__WHAT NEEDS TO BE DONE__:
All lines in which the word "należy" occurs are to be extracted.

__INPUT RECORDS__:

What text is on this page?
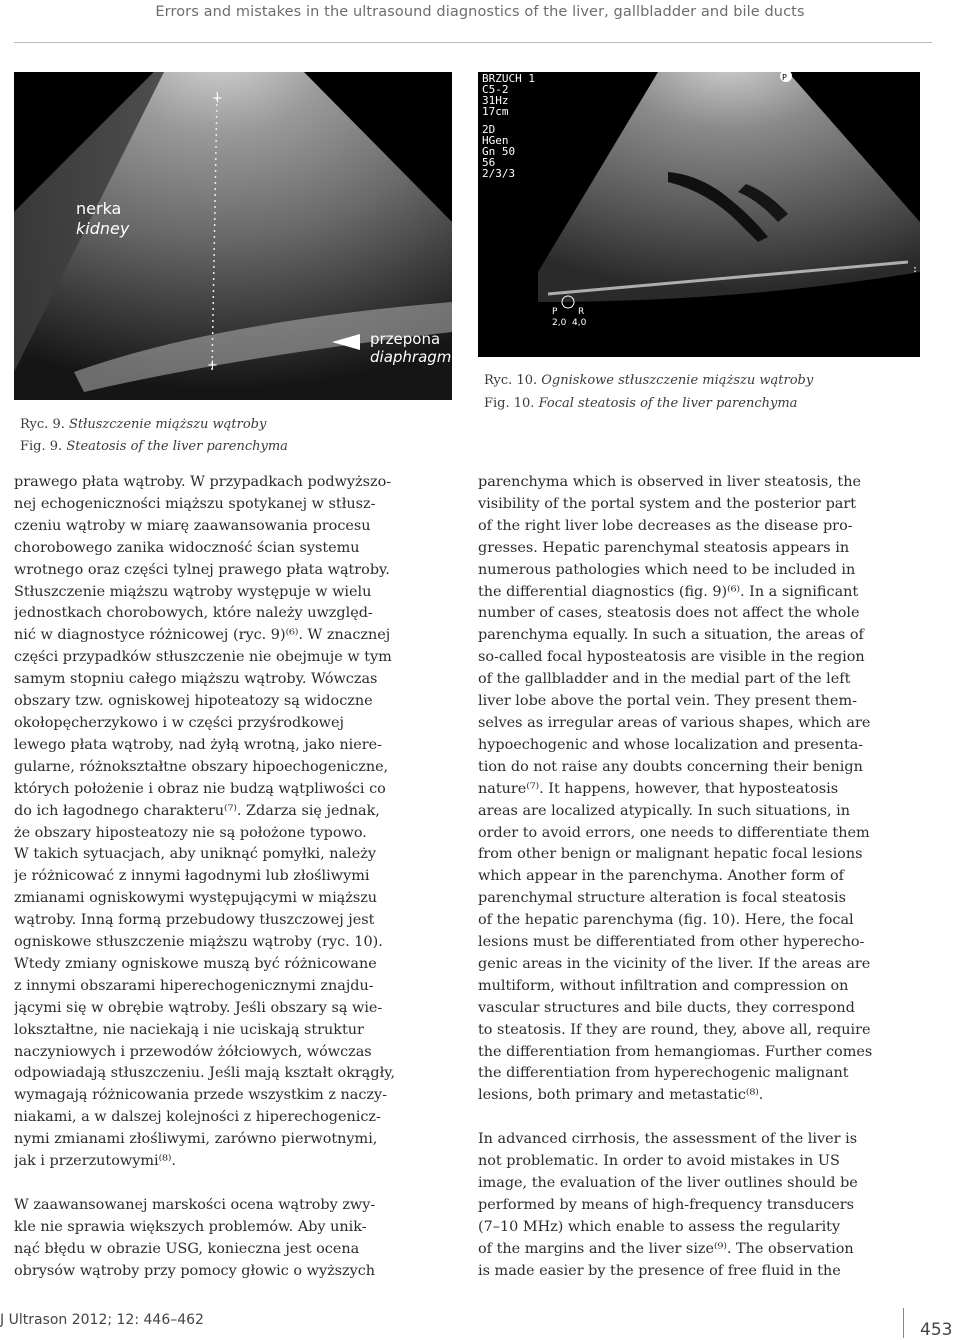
Errors and mistakes in the ultrasound diagnostics of the liver, gallbladder and bile ducts
+
+
nerka
kidney
przepona
diaphragm
Ryc. 9. Stłuszczenie miąższu wątroby
Fig. 9. Steatosis of the liver parenchyma
BRZUCH 1
C5-2
31Hz
17cm
2D
HGen
Gn 50
56
2/3/3
P
P R
2,0  4,0
:
Ryc. 10. Ogniskowe stłuszczenie miąższu wątroby
Fig. 10. Focal steatosis of the liver parenchyma
prawego płata wątroby. W przypadkach podwyższo-
nej echogeniczności miąższu spotykanej w stłusz-
czeniu wątroby w miarę zaawansowania procesu
chorobowego zanika widoczność ścian systemu
wrotnego oraz części tylnej prawego płata wątroby.
Stłuszczenie miąższu wątroby występuje w wielu
jednostkach chorobowych, które należy uwzględ-
nić w diagnostyce różnicowej (ryc. 9)⁽⁶⁾. W znacznej
części przypadków stłuszczenie nie obejmuje w tym
samym stopniu całego miąższu wątroby. Wówczas
obszary tzw. ogniskowej hipoteatozy są widoczne
okołopęcherzykowo i w części przyśrodkowej
lewego płata wątroby, nad żyłą wrotną, jako niere-
gularne, różnokształtne obszary hipoechogeniczne,
których położenie i obraz nie budzą wątpliwości co
do ich łagodnego charakteru⁽⁷⁾. Zdarza się jednak,
że obszary hiposteatozy nie są położone typowo.
W takich sytuacjach, aby uniknąć pomyłki, należy
je różnicować z innymi łagodnymi lub złośliwymi
zmianami ogniskowymi występującymi w miąższu
wątroby. Inną formą przebudowy tłuszczowej jest
ogniskowe stłuszczenie miąższu wątroby (ryc. 10).
Wtedy zmiany ogniskowe muszą być różnicowane
z innymi obszarami hiperechogenicznymi znajdu-
jącymi się w obrębie wątroby. Jeśli obszary są wie-
lokształtne, nie naciekają i nie uciskają struktur
naczyniowych i przewodów żółciowych, wówczas
odpowiadają stłuszczeniu. Jeśli mają kształt okrągły,
wymagają różnicowania przede wszystkim z naczy-
niakami, a w dalszej kolejności z hiperechogenicz-
nymi zmianami złośliwymi, zarówno pierwotnymi,
jak i przerzutowymi⁽⁸⁾.
W zaawansowanej marskości ocena wątroby zwy-
kle nie sprawia większych problemów. Aby unik-
nąć błędu w obrazie USG, konieczna jest ocena
obrysów wątroby przy pomocy głowic o wyższych
parenchyma which is observed in liver steatosis, the
visibility of the portal system and the posterior part
of the right liver lobe decreases as the disease pro-
gresses. Hepatic parenchymal steatosis appears in
numerous pathologies which need to be included in
the differential diagnostics (fig. 9)⁽⁶⁾. In a significant
number of cases, steatosis does not affect the whole
parenchyma equally. In such a situation, the areas of
so-called focal hyposteatosis are visible in the region
of the gallbladder and in the medial part of the left
liver lobe above the portal vein. They present them-
selves as irregular areas of various shapes, which are
hypoechogenic and whose localization and presenta-
tion do not raise any doubts concerning their benign
nature⁽⁷⁾. It happens, however, that hyposteatosis
areas are localized atypically. In such situations, in
order to avoid errors, one needs to differentiate them
from other benign or malignant hepatic focal lesions
which appear in the parenchyma. Another form of
parenchymal structure alteration is focal steatosis
of the hepatic parenchyma (fig. 10). Here, the focal
lesions must be differentiated from other hyperecho-
genic areas in the vicinity of the liver. If the areas are
multiform, without infiltration and compression on
vascular structures and bile ducts, they correspond
to steatosis. If they are round, they, above all, require
the differentiation from hemangiomas. Further comes
the differentiation from hyperechogenic malignant
lesions, both primary and metastatic⁽⁸⁾.
In advanced cirrhosis, the assessment of the liver is
not problematic. In order to avoid mistakes in US
image, the evaluation of the liver outlines should be
performed by means of high-frequency transducers
(7–10 MHz) which enable to assess the regularity
of the margins and the liver size⁽⁹⁾. The observation
is made easier by the presence of free fluid in the
J Ultrason 2012; 12: 446–462	453
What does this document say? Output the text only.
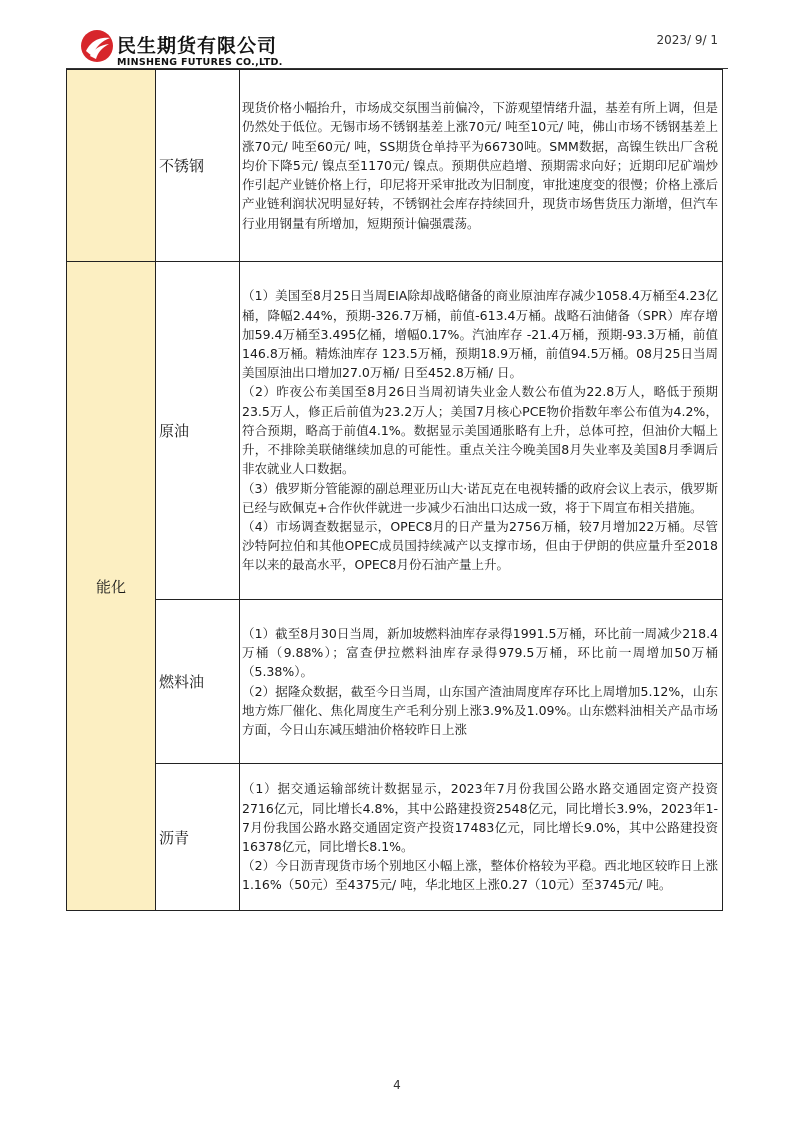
民生期货有限公司
MINSHENG FUTURES CO.,LTD.
2023/ 9/ 1
	不锈钢	现货价格小幅抬升，市场成交氛围当前偏冷，下游观望情绪升温，基差有所上调，但是仍然处于低位。无锡市场不锈钢基差上涨70元/ 吨至10元/ 吨，佛山市场不锈钢基差上涨70元/ 吨至60元/ 吨，SS期货仓单持平为66730吨。SMM数据，高镍生铁出厂含税均价下降5元/ 镍点至1170元/ 镍点。预期供应趋增、预期需求向好；近期印尼矿端炒作引起产业链价格上行，印尼将开采审批改为旧制度，审批速度变的很慢；价格上涨后产业链利润状况明显好转，不锈钢社会库存持续回升，现货市场售货压力渐增，但汽车行业用钢量有所增加，短期预计偏强震荡。

能化	原油	（1）美国至8月25日当周EIA除却战略储备的商业原油库存减少1058.4万桶至4.23亿桶，降幅2.44%，预期-326.7万桶，前值-613.4万桶。战略石油储备（SPR）库存增加59.4万桶至3.495亿桶，增幅0.17%。汽油库存 -21.4万桶，预期-93.3万桶，前值146.8万桶。精炼油库存 123.5万桶，预期18.9万桶，前值94.5万桶。08月25日当周美国原油出口增加27.0万桶/ 日至452.8万桶/ 日。

（2）昨夜公布美国至8月26日当周初请失业金人数公布值为22.8万人，略低于预期23.5万人，修正后前值为23.2万人；美国7月核心PCE物价指数年率公布值为4.2%，符合预期，略高于前值4.1%。数据显示美国通胀略有上升，总体可控，但油价大幅上升，不排除美联储继续加息的可能性。重点关注今晚美国8月失业率及美国8月季调后非农就业人口数据。

（3）俄罗斯分管能源的副总理亚历山大·诺瓦克在电视转播的政府会议上表示，俄罗斯已经与欧佩克+合作伙伴就进一步减少石油出口达成一致，将于下周宣布相关措施。

（4）市场调查数据显示，OPEC8月的日产量为2756万桶，较7月增加22万桶。尽管沙特阿拉伯和其他OPEC成员国持续减产以支撑市场，但由于伊朗的供应量升至2018年以来的最高水平，OPEC8月份石油产量上升。

	燃料油	（1）截至8月30日当周，新加坡燃料油库存录得1991.5万桶，环比前一周减少218.4万桶（9.88%）；富查伊拉燃料油库存录得979.5万桶，环比前一周增加50万桶（5.38%）。

（2）据隆众数据，截至今日当周，山东国产渣油周度库存环比上周增加5.12%，山东地方炼厂催化、焦化周度生产毛利分别上涨3.9%及1.09%。山东燃料油相关产品市场方面，今日山东减压蜡油价格较昨日上涨

	沥青	（1）据交通运输部统计数据显示，2023年7月份我国公路水路交通固定资产投资2716亿元，同比增长4.8%，其中公路建投资2548亿元，同比增长3.9%，2023年1-7月份我国公路水路交通固定资产投资17483亿元，同比增长9.0%，其中公路建投资16378亿元，同比增长8.1%。

（2）今日沥青现货市场个别地区小幅上涨，整体价格较为平稳。西北地区较昨日上涨1.16%（50元）至4375元/ 吨，华北地区上涨0.27（10元）至3745元/ 吨。

4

__OUTPUT OF THE EXERCISE__:
jednostkach chorobowych, które należy uwzględ-
W takich sytuacjach, aby uniknąć pomyłki, należy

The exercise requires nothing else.